[Saved entries]
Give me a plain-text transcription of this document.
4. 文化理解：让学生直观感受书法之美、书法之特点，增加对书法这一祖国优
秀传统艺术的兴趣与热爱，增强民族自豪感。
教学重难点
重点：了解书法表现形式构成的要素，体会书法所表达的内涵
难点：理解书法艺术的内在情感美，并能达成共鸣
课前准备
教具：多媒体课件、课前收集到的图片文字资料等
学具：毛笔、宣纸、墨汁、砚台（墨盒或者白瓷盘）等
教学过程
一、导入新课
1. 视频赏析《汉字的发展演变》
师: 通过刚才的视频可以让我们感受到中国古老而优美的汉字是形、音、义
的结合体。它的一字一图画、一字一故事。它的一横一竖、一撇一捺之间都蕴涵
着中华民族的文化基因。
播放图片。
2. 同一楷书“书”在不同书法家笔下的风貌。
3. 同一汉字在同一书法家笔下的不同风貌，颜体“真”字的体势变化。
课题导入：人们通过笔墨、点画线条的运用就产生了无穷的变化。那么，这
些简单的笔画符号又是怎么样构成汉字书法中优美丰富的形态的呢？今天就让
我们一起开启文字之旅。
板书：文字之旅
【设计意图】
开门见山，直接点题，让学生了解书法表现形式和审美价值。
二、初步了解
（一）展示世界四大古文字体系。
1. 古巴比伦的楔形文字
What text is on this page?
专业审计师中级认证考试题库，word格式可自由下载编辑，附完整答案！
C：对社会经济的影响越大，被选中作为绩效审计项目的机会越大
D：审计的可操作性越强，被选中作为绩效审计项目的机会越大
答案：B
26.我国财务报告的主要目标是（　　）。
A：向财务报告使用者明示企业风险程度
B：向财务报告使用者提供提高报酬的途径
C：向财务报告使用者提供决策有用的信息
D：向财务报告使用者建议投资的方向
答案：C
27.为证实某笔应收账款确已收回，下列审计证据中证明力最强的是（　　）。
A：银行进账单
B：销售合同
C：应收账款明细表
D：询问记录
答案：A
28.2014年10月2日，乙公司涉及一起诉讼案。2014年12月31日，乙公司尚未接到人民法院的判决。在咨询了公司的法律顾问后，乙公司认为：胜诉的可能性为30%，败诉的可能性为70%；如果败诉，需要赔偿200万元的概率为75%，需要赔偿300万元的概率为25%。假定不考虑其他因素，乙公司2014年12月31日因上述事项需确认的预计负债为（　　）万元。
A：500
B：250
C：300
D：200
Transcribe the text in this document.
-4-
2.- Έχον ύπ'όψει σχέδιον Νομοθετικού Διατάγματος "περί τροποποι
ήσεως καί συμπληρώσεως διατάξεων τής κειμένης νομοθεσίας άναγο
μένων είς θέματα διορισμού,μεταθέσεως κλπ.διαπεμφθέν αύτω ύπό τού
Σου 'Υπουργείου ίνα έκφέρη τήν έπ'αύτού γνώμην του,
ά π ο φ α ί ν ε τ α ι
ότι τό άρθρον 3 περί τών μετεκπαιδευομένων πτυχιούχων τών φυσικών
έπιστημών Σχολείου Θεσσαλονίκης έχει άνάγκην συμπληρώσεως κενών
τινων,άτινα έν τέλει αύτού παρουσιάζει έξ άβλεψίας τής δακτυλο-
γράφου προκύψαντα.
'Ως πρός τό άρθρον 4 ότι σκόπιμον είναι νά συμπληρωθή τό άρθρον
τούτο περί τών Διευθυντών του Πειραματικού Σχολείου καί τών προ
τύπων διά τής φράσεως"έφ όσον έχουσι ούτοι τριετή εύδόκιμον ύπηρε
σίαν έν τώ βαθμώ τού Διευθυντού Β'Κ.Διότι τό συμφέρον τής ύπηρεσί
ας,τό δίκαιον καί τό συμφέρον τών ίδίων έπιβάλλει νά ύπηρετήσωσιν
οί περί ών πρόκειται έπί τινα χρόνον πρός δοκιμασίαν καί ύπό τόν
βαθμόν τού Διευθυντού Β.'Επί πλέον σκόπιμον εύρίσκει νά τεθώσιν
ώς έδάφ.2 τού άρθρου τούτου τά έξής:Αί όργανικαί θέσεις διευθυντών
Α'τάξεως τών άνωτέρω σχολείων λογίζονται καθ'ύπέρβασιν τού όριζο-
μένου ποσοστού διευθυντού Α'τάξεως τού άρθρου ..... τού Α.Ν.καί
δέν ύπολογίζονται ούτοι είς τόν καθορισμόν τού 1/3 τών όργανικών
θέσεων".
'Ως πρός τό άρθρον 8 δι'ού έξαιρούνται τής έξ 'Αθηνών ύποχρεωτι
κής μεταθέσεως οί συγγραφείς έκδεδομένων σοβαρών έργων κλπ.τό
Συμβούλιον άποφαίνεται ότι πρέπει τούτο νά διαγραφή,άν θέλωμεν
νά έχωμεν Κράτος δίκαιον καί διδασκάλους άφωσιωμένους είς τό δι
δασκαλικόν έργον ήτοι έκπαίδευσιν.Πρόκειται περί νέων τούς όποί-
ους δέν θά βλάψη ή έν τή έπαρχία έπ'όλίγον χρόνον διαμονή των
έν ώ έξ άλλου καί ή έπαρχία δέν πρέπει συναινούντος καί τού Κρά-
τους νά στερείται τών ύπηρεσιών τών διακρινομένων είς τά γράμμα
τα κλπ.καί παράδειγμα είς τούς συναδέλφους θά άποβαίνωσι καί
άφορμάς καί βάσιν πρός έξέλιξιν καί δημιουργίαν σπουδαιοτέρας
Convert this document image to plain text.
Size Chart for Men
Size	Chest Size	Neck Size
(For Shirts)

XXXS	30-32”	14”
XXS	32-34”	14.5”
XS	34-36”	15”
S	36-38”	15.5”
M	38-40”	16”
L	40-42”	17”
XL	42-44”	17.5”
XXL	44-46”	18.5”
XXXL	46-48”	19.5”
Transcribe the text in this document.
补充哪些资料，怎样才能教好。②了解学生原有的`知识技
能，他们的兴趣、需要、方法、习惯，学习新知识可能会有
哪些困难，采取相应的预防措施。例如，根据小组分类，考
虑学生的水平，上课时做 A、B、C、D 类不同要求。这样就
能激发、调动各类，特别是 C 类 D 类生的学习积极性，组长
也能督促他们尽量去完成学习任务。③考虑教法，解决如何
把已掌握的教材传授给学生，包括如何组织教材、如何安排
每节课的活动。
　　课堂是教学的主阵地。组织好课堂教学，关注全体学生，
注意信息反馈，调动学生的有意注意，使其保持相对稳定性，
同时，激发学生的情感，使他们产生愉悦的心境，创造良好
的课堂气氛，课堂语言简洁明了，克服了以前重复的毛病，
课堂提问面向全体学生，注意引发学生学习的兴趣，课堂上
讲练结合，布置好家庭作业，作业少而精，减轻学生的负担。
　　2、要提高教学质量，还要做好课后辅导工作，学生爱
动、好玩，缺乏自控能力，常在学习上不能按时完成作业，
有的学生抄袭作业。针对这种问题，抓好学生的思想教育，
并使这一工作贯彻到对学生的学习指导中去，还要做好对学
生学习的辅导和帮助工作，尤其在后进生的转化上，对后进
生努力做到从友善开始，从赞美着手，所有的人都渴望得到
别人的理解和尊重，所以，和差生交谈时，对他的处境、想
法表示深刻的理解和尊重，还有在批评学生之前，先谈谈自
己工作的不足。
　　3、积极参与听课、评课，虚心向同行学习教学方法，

> **Exercise instructions**
Search the entries for the word "μεταθέσεως" and pick out every line that holds it.

> **Written answer**
μένων είς θέματα διορισμού,μεταθέσεως κλπ.διαπεμφθέν αύτω ύπό τού
κής μεταθέσεως οί συγγραφείς έκδεδομένων σοβαρών έργων κλπ.τό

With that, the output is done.